***** EXERCISE DATA

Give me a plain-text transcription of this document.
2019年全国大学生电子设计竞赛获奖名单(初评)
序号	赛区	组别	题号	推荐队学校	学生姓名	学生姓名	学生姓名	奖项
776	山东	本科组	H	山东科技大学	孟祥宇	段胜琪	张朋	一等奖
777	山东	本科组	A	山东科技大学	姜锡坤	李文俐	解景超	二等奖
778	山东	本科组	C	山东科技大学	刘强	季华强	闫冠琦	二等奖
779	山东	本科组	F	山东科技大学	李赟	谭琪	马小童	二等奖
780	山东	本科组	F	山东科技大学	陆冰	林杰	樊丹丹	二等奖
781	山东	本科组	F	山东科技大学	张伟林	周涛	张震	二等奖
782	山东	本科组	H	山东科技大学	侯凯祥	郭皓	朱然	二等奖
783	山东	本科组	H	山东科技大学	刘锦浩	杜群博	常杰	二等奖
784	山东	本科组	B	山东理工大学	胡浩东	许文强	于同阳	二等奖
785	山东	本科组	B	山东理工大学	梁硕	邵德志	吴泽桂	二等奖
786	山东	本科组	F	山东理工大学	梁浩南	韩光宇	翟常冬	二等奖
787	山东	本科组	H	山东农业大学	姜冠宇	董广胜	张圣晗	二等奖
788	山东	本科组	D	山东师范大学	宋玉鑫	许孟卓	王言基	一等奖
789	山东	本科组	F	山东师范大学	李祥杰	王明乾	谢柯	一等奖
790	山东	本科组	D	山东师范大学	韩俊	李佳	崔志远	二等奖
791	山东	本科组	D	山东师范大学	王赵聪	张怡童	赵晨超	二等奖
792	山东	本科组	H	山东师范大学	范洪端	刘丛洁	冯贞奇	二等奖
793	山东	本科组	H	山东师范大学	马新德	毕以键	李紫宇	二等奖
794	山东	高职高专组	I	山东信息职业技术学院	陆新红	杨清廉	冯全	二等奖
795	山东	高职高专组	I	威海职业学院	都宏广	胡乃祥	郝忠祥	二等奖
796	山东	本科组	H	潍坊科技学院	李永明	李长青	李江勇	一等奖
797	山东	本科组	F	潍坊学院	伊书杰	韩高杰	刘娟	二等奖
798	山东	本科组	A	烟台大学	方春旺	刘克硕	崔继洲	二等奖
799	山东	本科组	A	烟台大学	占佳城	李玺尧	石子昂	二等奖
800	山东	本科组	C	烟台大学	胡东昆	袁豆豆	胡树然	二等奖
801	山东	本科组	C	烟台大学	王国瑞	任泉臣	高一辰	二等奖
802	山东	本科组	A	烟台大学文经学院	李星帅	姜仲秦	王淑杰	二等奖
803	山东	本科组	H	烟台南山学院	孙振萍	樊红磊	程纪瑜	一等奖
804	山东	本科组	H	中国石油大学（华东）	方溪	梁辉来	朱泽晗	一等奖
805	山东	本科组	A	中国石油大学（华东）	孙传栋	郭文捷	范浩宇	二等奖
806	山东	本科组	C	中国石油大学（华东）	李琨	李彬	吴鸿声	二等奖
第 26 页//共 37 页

**********

WHAT TO DO →
Work out how many lines of the listing above include "山东师范大学". Answer with the number and nothing more.

FINISHED EXERCISE →
6